WORK TO COMPLETE:
Restate the records below word for word.

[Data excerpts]

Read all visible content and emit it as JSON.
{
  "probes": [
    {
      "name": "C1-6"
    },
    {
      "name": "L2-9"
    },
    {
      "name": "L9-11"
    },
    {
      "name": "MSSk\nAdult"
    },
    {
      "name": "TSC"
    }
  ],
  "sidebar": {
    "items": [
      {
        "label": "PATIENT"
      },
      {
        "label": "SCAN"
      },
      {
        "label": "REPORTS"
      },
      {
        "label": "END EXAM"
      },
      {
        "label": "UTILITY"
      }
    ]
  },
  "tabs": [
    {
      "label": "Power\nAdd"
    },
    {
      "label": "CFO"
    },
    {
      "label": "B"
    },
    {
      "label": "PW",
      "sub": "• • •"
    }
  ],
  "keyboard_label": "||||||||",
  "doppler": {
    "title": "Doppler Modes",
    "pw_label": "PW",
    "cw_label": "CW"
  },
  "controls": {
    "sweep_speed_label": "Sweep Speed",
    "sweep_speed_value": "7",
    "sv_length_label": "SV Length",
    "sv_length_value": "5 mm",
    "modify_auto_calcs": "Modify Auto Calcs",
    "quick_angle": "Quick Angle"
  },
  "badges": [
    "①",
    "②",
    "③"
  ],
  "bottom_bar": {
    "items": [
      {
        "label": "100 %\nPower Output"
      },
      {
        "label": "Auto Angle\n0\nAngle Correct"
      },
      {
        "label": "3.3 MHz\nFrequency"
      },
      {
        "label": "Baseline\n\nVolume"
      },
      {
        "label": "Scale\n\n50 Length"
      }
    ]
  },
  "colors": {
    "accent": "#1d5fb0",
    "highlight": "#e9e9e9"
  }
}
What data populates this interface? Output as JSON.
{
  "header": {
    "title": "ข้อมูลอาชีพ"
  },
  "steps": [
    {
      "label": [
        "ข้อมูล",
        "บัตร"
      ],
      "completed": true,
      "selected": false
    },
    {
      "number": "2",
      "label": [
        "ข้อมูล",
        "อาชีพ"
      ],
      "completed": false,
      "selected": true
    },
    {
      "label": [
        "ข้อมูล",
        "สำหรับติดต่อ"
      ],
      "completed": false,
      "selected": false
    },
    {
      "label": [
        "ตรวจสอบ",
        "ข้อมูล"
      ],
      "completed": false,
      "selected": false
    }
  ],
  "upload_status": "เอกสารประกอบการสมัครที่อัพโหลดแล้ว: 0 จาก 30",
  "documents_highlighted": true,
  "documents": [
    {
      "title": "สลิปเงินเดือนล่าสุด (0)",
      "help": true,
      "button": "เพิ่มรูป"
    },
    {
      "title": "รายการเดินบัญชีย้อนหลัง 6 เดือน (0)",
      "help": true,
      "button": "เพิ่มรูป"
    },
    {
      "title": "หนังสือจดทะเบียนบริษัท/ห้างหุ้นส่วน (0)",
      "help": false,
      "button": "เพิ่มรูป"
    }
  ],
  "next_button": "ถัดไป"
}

COMPLETED TASK:
Read all visible content and emit it as JSON.
{
  "probes": [
    {
      "name": "C1-6"
    },
    {
      "name": "L2-9"
    },
    {
      "name": "L9-11"
    },
    {
      "name": "MSSk\nAdult"
    },
    {
      "name": "TSC"
    }
  ],
  "sidebar": {
    "items": [
      {
        "label": "PATIENT"
      },
      {
        "label": "SCAN"
      },
      {
        "label": "REPORTS"
      },
      {
        "label": "END EXAM"
      },
      {
        "label": "UTILITY"
      }
    ]
  },
  "tabs": [
    {
      "label": "Power\nAdd"
    },
    {
      "label": "CFO"
    },
    {
      "label": "B"
    },
    {
      "label": "PW",
      "sub": "• • •"
    }
  ],
  "keyboard_label": "||||||||",
  "doppler": {
    "title": "Doppler Modes",
    "pw_label": "PW",
    "cw_label": "CW"
  },
  "controls": {
    "sweep_speed_label": "Sweep Speed",
    "sweep_speed_value": "7",
    "sv_length_label": "SV Length",
    "sv_length_value": "5 mm",
    "modify_auto_calcs": "Modify Auto Calcs",
    "quick_angle": "Quick Angle"
  },
  "badges": [
    "①",
    "②",
    "③"
  ],
  "bottom_bar": {
    "items": [
      {
        "label": "100 %\nPower Output"
      },
      {
        "label": "Auto Angle\n0\nAngle Correct"
      },
      {
        "label": "3.3 MHz\nFrequency"
      },
      {
        "label": "Baseline\n\nVolume"
      },
      {
        "label": "Scale\n\n50 Length"
      }
    ]
  },
  "colors": {
    "accent": "#1d5fb0",
    "highlight": "#e9e9e9"
  }
}
What data populates this interface? Output as JSON.
{
  "header": {
    "title": "ข้อมูลอาชีพ"
  },
  "steps": [
    {
      "label": [
        "ข้อมูล",
        "บัตร"
      ],
      "completed": true,
      "selected": false
    },
    {
      "number": "2",
      "label": [
        "ข้อมูล",
        "อาชีพ"
      ],
      "completed": false,
      "selected": true
    },
    {
      "label": [
        "ข้อมูล",
        "สำหรับติดต่อ"
      ],
      "completed": false,
      "selected": false
    },
    {
      "label": [
        "ตรวจสอบ",
        "ข้อมูล"
      ],
      "completed": false,
      "selected": false
    }
  ],
  "upload_status": "เอกสารประกอบการสมัครที่อัพโหลดแล้ว: 0 จาก 30",
  "documents_highlighted": true,
  "documents": [
    {
      "title": "สลิปเงินเดือนล่าสุด (0)",
      "help": true,
      "button": "เพิ่มรูป"
    },
    {
      "title": "รายการเดินบัญชีย้อนหลัง 6 เดือน (0)",
      "help": true,
      "button": "เพิ่มรูป"
    },
    {
      "title": "หนังสือจดทะเบียนบริษัท/ห้างหุ้นส่วน (0)",
      "help": false,
      "button": "เพิ่มรูป"
    }
  ],
  "next_button": "ถัดไป"
}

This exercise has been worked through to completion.